◆ REQUIRED TASK ◆
Omit every picture while repeating the entries exactly.

********************

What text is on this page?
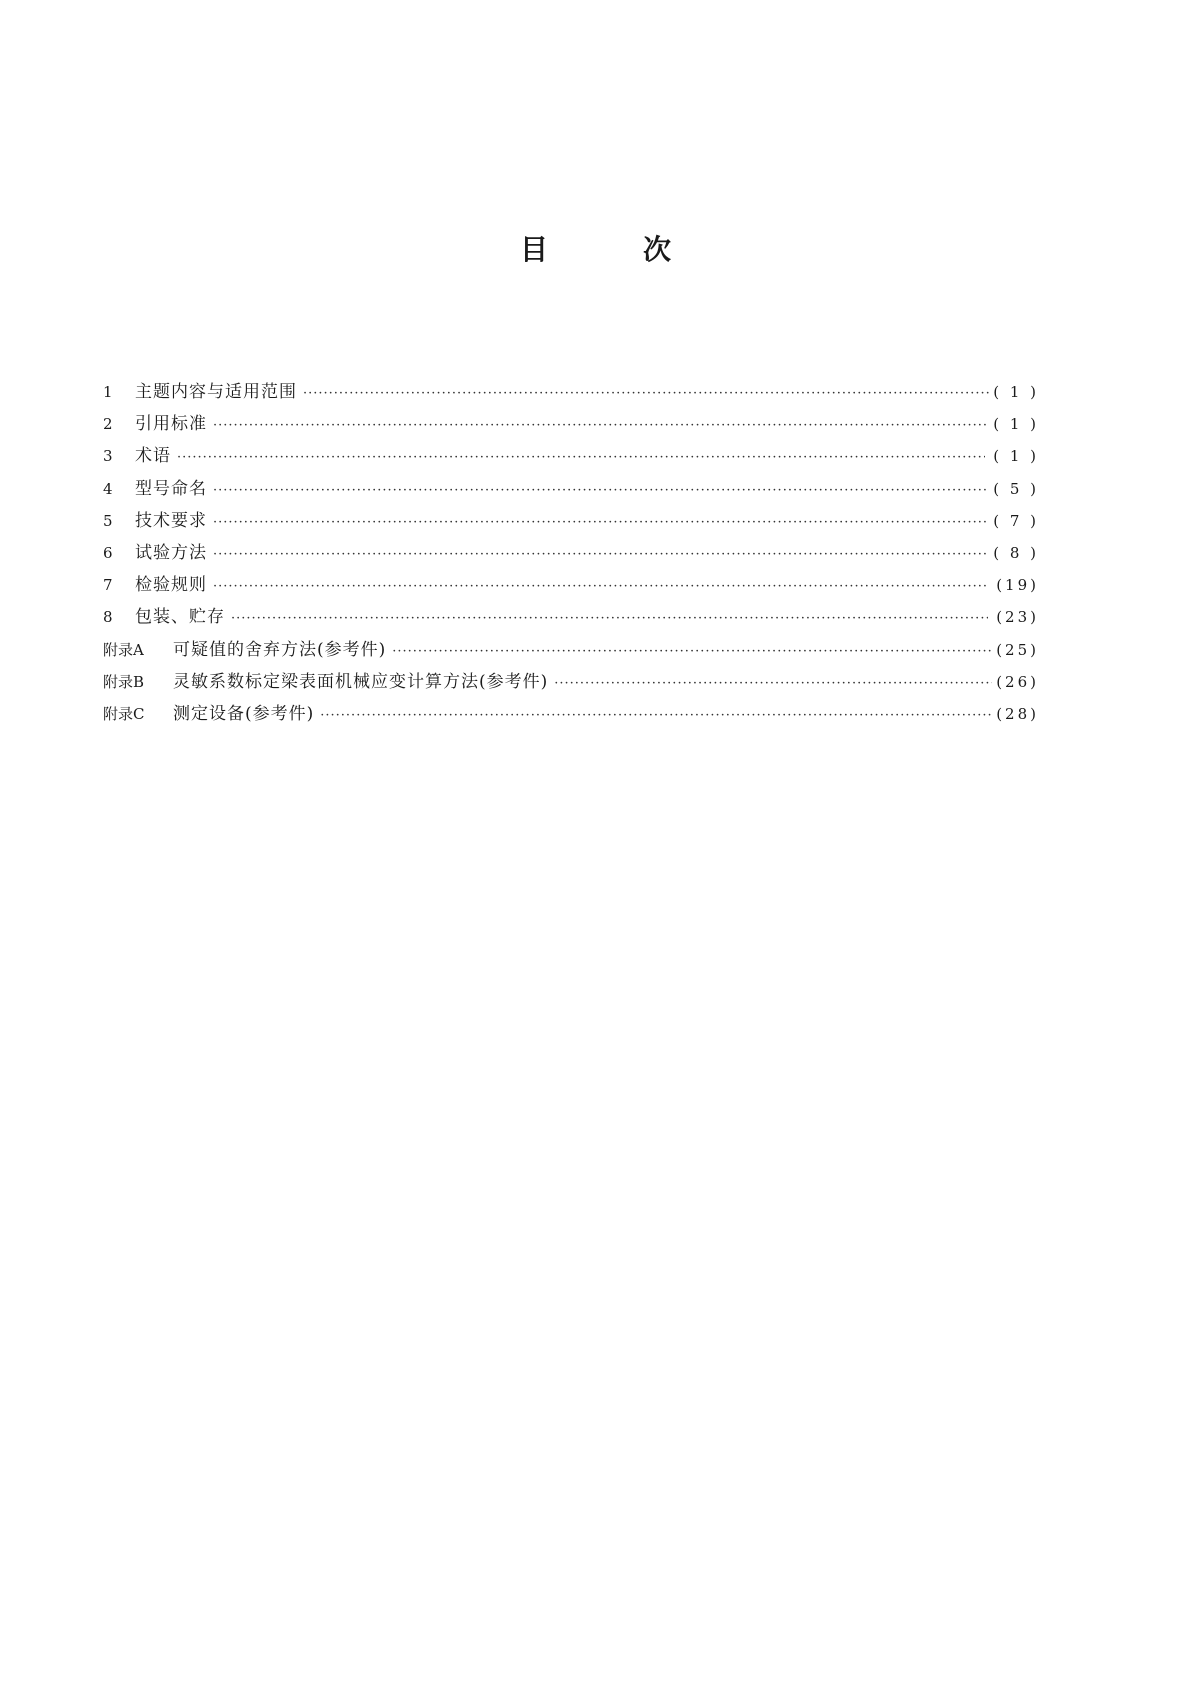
目	次
1	主题内容与适用范围 ·····	( 1 )
2	引用标准 ·····	( 1 )
3	术语 ·····	( 1 )
4	型号命名 ·····	( 5 )
5	技术要求 ·····	( 7 )
6	试验方法 ·····	( 8 )
7	检验规则 ·····	(19)
8	包装、贮存 ·····	(23)
附录A	可疑值的舍弃方法(参考件) ·····	(25)
附录B	灵敏系数标定梁表面机械应变计算方法(参考件) ·····	(26)
附录C	测定设备(参考件) ·····	(28)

********************

◆ ANSWER TO THE TASK ◆
What text is on this page?
目	次
1	主题内容与适用范围 ·····	( 1 )
2	引用标准 ·····	( 1 )
3	术语 ·····	( 1 )
4	型号命名 ·····	( 5 )
5	技术要求 ·····	( 7 )
6	试验方法 ·····	( 8 )
7	检验规则 ·····	(19)
8	包装、贮存 ·····	(23)
附录A	可疑值的舍弃方法(参考件) ·····	(25)
附录B	灵敏系数标定梁表面机械应变计算方法(参考件) ·····	(26)
附录C	测定设备(参考件) ·····	(28)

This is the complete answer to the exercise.